Stored items from a collection:
-------
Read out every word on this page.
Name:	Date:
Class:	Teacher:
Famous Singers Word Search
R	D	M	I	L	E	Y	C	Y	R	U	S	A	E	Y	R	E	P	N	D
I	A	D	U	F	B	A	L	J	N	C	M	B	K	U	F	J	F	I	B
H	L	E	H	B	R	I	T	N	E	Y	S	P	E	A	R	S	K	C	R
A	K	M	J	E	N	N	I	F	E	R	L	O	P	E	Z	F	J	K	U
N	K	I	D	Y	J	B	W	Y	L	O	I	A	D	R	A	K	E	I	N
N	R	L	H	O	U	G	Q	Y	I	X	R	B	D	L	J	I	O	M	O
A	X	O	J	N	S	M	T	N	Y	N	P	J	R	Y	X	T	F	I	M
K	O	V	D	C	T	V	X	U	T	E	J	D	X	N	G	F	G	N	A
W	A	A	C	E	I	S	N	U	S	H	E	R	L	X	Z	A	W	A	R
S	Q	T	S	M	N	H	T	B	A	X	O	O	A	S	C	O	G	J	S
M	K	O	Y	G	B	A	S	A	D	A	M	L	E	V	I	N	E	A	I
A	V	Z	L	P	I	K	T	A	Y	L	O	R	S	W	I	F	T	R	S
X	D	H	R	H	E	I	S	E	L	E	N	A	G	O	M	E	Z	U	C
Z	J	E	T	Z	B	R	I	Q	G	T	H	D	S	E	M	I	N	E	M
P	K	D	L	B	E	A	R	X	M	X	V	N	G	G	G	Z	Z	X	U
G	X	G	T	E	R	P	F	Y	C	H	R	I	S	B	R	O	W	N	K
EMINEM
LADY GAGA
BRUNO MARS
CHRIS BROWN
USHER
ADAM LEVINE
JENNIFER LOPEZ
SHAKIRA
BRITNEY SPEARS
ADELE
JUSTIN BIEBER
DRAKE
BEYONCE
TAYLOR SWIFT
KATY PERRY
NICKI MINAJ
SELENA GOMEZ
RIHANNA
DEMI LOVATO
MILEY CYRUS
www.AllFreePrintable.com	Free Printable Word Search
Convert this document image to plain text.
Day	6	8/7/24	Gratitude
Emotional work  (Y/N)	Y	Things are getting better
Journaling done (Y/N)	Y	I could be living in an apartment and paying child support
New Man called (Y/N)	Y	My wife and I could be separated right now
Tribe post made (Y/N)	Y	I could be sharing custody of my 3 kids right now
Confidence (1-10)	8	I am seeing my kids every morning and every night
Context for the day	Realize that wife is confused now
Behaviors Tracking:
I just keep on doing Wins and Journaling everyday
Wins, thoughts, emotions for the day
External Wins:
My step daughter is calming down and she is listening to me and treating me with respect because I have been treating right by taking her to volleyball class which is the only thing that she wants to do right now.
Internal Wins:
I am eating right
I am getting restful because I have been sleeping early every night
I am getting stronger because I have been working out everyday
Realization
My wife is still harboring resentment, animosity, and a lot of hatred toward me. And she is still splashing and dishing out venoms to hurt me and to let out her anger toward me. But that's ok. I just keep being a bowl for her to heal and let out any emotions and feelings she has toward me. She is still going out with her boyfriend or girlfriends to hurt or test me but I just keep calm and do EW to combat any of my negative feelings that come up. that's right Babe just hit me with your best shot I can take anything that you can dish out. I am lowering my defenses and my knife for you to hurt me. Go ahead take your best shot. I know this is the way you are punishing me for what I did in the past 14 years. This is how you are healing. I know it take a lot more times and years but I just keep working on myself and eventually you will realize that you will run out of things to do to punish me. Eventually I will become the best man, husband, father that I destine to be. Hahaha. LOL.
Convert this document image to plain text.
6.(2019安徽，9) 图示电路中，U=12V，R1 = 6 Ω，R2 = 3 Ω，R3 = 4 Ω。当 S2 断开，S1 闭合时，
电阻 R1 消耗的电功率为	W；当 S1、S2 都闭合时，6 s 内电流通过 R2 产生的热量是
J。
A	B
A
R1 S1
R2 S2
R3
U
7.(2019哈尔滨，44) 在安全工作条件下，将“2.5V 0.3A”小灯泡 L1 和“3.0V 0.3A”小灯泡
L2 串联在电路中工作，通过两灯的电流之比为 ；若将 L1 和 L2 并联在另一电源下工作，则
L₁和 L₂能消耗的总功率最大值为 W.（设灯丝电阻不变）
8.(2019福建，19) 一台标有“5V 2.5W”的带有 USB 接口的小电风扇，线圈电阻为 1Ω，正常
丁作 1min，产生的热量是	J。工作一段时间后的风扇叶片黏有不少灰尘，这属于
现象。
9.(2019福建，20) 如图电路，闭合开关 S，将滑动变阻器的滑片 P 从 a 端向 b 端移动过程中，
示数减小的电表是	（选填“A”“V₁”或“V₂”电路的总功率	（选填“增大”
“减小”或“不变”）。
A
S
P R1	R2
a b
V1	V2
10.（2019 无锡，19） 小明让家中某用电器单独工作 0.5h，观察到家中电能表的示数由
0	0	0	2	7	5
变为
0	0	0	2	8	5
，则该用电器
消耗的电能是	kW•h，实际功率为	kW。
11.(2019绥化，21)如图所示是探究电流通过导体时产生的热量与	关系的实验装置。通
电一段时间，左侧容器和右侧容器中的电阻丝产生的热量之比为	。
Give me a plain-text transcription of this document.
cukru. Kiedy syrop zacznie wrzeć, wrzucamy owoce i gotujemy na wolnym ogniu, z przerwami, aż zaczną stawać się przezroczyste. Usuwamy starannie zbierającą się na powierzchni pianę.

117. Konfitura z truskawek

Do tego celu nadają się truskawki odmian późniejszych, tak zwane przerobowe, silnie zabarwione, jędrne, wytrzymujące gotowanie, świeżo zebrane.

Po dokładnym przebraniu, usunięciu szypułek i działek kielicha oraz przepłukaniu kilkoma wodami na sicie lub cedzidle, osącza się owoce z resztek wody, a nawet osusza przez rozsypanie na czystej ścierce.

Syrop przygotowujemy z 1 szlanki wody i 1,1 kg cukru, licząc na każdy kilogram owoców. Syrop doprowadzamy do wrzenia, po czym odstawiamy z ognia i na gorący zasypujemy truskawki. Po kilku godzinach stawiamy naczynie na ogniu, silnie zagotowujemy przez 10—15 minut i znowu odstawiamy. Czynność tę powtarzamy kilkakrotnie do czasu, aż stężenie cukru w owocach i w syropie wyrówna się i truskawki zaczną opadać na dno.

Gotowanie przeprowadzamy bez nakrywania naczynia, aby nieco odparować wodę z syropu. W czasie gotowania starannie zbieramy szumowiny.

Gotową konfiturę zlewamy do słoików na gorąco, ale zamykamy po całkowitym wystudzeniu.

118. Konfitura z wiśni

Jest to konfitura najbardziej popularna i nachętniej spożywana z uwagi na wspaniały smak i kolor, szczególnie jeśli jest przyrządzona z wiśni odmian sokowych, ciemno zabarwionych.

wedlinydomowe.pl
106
-------
*TASK DESCRIPTION:* Go through the entries and return each line where the word "have" appears.

*EXERCISE OUTPUT:*
My step daughter is calming down and she is listening to me and treating me with respect because I have been treating right by taking her to volleyball class which is the only thing that she wants to do right now.
I am getting restful because I have been sleeping early every night
I am getting stronger because I have been working out everyday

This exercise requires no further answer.